=== Records ===

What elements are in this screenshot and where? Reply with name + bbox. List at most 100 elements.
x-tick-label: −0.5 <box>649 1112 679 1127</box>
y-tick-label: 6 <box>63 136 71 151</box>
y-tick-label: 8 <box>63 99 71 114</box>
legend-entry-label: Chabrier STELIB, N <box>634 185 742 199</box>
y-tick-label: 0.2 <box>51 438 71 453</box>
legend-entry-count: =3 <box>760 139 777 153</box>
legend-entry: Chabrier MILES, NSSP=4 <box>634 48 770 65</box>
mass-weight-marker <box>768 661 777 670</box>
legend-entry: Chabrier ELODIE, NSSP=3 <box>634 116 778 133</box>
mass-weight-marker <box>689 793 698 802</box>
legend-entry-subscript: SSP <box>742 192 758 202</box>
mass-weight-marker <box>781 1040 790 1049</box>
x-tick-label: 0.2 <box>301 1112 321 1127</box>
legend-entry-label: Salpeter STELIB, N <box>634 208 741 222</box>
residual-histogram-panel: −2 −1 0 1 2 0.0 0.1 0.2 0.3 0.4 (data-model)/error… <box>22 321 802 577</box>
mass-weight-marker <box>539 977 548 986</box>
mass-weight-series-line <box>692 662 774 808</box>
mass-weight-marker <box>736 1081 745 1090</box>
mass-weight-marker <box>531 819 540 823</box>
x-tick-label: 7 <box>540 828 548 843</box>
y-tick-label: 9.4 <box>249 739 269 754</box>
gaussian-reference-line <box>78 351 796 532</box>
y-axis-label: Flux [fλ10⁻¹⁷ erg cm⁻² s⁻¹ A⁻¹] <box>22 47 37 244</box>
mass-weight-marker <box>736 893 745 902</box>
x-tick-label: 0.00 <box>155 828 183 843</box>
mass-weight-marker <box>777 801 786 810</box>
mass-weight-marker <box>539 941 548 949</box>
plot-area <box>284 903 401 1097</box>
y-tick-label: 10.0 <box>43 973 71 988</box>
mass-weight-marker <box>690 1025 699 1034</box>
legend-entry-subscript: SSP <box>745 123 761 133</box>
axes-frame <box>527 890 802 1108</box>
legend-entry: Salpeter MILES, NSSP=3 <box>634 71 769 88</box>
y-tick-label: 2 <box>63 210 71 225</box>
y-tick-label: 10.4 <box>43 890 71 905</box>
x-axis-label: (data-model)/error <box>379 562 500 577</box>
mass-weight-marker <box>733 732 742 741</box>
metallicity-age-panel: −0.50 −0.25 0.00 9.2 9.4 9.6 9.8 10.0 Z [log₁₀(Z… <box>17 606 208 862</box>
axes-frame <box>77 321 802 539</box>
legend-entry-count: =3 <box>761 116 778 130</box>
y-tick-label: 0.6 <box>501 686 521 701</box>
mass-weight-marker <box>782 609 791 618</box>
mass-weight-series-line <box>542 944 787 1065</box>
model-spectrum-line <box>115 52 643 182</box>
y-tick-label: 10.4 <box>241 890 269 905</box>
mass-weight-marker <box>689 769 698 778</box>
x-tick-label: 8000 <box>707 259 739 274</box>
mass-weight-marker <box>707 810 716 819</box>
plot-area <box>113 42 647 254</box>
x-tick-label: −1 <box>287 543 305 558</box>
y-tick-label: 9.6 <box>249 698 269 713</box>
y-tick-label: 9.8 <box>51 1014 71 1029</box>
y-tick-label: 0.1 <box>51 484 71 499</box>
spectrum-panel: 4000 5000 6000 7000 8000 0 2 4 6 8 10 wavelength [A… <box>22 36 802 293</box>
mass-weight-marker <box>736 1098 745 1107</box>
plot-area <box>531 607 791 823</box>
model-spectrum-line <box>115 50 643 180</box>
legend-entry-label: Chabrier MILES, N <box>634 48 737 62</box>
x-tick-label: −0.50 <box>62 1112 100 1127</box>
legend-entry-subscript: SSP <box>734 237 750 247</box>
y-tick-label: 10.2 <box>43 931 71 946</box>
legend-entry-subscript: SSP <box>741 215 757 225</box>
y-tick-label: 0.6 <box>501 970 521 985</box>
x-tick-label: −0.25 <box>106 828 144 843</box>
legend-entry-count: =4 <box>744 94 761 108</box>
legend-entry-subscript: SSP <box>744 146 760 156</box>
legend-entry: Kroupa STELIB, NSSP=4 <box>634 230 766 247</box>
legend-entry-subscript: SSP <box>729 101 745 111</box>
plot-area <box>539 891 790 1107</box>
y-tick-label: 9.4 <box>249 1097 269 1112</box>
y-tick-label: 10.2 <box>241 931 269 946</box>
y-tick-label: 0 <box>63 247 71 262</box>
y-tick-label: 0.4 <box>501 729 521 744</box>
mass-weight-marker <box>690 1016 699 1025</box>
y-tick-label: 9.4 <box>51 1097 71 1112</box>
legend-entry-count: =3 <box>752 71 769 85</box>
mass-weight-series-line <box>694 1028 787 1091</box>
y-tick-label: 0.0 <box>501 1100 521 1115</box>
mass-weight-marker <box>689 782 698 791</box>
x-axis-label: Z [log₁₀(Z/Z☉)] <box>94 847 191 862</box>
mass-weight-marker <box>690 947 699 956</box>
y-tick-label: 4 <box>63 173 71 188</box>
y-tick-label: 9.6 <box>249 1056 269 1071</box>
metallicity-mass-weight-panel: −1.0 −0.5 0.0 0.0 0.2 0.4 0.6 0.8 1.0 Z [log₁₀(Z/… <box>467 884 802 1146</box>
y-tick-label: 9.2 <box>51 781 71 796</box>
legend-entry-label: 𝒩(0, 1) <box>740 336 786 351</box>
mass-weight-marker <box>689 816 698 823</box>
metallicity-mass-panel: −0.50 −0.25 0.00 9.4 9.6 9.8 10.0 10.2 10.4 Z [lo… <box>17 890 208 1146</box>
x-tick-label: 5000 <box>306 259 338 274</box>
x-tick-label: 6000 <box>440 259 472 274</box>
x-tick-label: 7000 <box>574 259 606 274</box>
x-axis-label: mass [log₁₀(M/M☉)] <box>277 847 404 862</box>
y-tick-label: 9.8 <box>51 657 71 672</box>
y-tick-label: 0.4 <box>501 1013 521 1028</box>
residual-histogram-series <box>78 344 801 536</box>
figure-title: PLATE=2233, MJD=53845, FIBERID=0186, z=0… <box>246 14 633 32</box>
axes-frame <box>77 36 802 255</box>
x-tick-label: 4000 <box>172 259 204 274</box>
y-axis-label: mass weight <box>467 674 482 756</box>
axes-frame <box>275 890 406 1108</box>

===

### What you will do
Copy out the whole listing above line by line, with no changes.

### Written answer
What elements are in this screenshot and where? Reply with name + bbox. List at most 100 elements.
x-tick-label: −0.5 <box>649 1112 679 1127</box>
y-tick-label: 6 <box>63 136 71 151</box>
y-tick-label: 8 <box>63 99 71 114</box>
legend-entry-label: Chabrier STELIB, N <box>634 185 742 199</box>
y-tick-label: 0.2 <box>51 438 71 453</box>
legend-entry-count: =3 <box>760 139 777 153</box>
legend-entry: Chabrier MILES, NSSP=4 <box>634 48 770 65</box>
mass-weight-marker <box>768 661 777 670</box>
legend-entry: Chabrier ELODIE, NSSP=3 <box>634 116 778 133</box>
mass-weight-marker <box>689 793 698 802</box>
legend-entry-subscript: SSP <box>742 192 758 202</box>
mass-weight-marker <box>781 1040 790 1049</box>
x-tick-label: 0.2 <box>301 1112 321 1127</box>
legend-entry-label: Salpeter STELIB, N <box>634 208 741 222</box>
residual-histogram-panel: −2 −1 0 1 2 0.0 0.1 0.2 0.3 0.4 (data-model)/error… <box>22 321 802 577</box>
mass-weight-marker <box>539 977 548 986</box>
mass-weight-series-line <box>692 662 774 808</box>
mass-weight-marker <box>736 1081 745 1090</box>
mass-weight-marker <box>531 819 540 823</box>
x-tick-label: 7 <box>540 828 548 843</box>
y-tick-label: 9.4 <box>249 739 269 754</box>
gaussian-reference-line <box>78 351 796 532</box>
y-axis-label: Flux [fλ10⁻¹⁷ erg cm⁻² s⁻¹ A⁻¹] <box>22 47 37 244</box>
mass-weight-marker <box>736 893 745 902</box>
x-tick-label: 0.00 <box>155 828 183 843</box>
mass-weight-marker <box>777 801 786 810</box>
mass-weight-marker <box>539 941 548 949</box>
plot-area <box>284 903 401 1097</box>
y-tick-label: 10.0 <box>43 973 71 988</box>
mass-weight-marker <box>690 1025 699 1034</box>
legend-entry-subscript: SSP <box>745 123 761 133</box>
axes-frame <box>527 890 802 1108</box>
legend-entry: Salpeter MILES, NSSP=3 <box>634 71 769 88</box>
y-tick-label: 2 <box>63 210 71 225</box>
y-tick-label: 10.4 <box>43 890 71 905</box>
x-axis-label: (data-model)/error <box>379 562 500 577</box>
mass-weight-marker <box>733 732 742 741</box>
metallicity-age-panel: −0.50 −0.25 0.00 9.2 9.4 9.6 9.8 10.0 Z [log₁₀(Z… <box>17 606 208 862</box>
axes-frame <box>77 321 802 539</box>
legend-entry-count: =3 <box>761 116 778 130</box>
y-tick-label: 0.6 <box>501 686 521 701</box>
mass-weight-marker <box>782 609 791 618</box>
mass-weight-series-line <box>542 944 787 1065</box>
model-spectrum-line <box>115 52 643 182</box>
y-tick-label: 10.4 <box>241 890 269 905</box>
mass-weight-marker <box>689 769 698 778</box>
x-tick-label: 8000 <box>707 259 739 274</box>
mass-weight-marker <box>707 810 716 819</box>
plot-area <box>113 42 647 254</box>
x-tick-label: −1 <box>287 543 305 558</box>
y-tick-label: 9.6 <box>249 698 269 713</box>
y-tick-label: 9.8 <box>51 1014 71 1029</box>
y-tick-label: 0.1 <box>51 484 71 499</box>
spectrum-panel: 4000 5000 6000 7000 8000 0 2 4 6 8 10 wavelength [A… <box>22 36 802 293</box>
mass-weight-marker <box>736 1098 745 1107</box>
plot-area <box>531 607 791 823</box>
model-spectrum-line <box>115 50 643 180</box>
legend-entry-label: Chabrier MILES, N <box>634 48 737 62</box>
x-tick-label: −0.50 <box>62 1112 100 1127</box>
legend-entry-subscript: SSP <box>734 237 750 247</box>
y-tick-label: 10.2 <box>43 931 71 946</box>
legend-entry-subscript: SSP <box>741 215 757 225</box>
y-tick-label: 0.6 <box>501 970 521 985</box>
x-tick-label: −0.25 <box>106 828 144 843</box>
legend-entry-count: =4 <box>744 94 761 108</box>
legend-entry-subscript: SSP <box>744 146 760 156</box>
legend-entry: Kroupa STELIB, NSSP=4 <box>634 230 766 247</box>
legend-entry-subscript: SSP <box>729 101 745 111</box>
plot-area <box>539 891 790 1107</box>
y-tick-label: 9.4 <box>249 1097 269 1112</box>
y-tick-label: 10.2 <box>241 931 269 946</box>
y-tick-label: 0 <box>63 247 71 262</box>
y-tick-label: 0.4 <box>501 729 521 744</box>
mass-weight-marker <box>690 1016 699 1025</box>
y-tick-label: 9.4 <box>51 1097 71 1112</box>
legend-entry-count: =3 <box>752 71 769 85</box>
mass-weight-series-line <box>694 1028 787 1091</box>
y-tick-label: 0.0 <box>501 1100 521 1115</box>
mass-weight-marker <box>689 782 698 791</box>
x-axis-label: Z [log₁₀(Z/Z☉)] <box>94 847 191 862</box>
mass-weight-marker <box>690 947 699 956</box>
y-tick-label: 4 <box>63 173 71 188</box>
y-tick-label: 9.6 <box>249 1056 269 1071</box>
metallicity-mass-weight-panel: −1.0 −0.5 0.0 0.0 0.2 0.4 0.6 0.8 1.0 Z [log₁₀(Z/… <box>467 884 802 1146</box>
y-tick-label: 9.2 <box>51 781 71 796</box>
legend-entry-label: 𝒩(0, 1) <box>740 336 786 351</box>
mass-weight-marker <box>689 816 698 823</box>
metallicity-mass-panel: −0.50 −0.25 0.00 9.4 9.6 9.8 10.0 10.2 10.4 Z [lo… <box>17 890 208 1146</box>
x-tick-label: 5000 <box>306 259 338 274</box>
x-tick-label: 6000 <box>440 259 472 274</box>
x-tick-label: 7000 <box>574 259 606 274</box>
x-axis-label: mass [log₁₀(M/M☉)] <box>277 847 404 862</box>
y-tick-label: 9.8 <box>51 657 71 672</box>
y-tick-label: 0.4 <box>501 1013 521 1028</box>
residual-histogram-series <box>78 344 801 536</box>
figure-title: PLATE=2233, MJD=53845, FIBERID=0186, z=0… <box>246 14 633 32</box>
axes-frame <box>77 36 802 255</box>
x-tick-label: 4000 <box>172 259 204 274</box>
y-axis-label: mass weight <box>467 674 482 756</box>
axes-frame <box>275 890 406 1108</box>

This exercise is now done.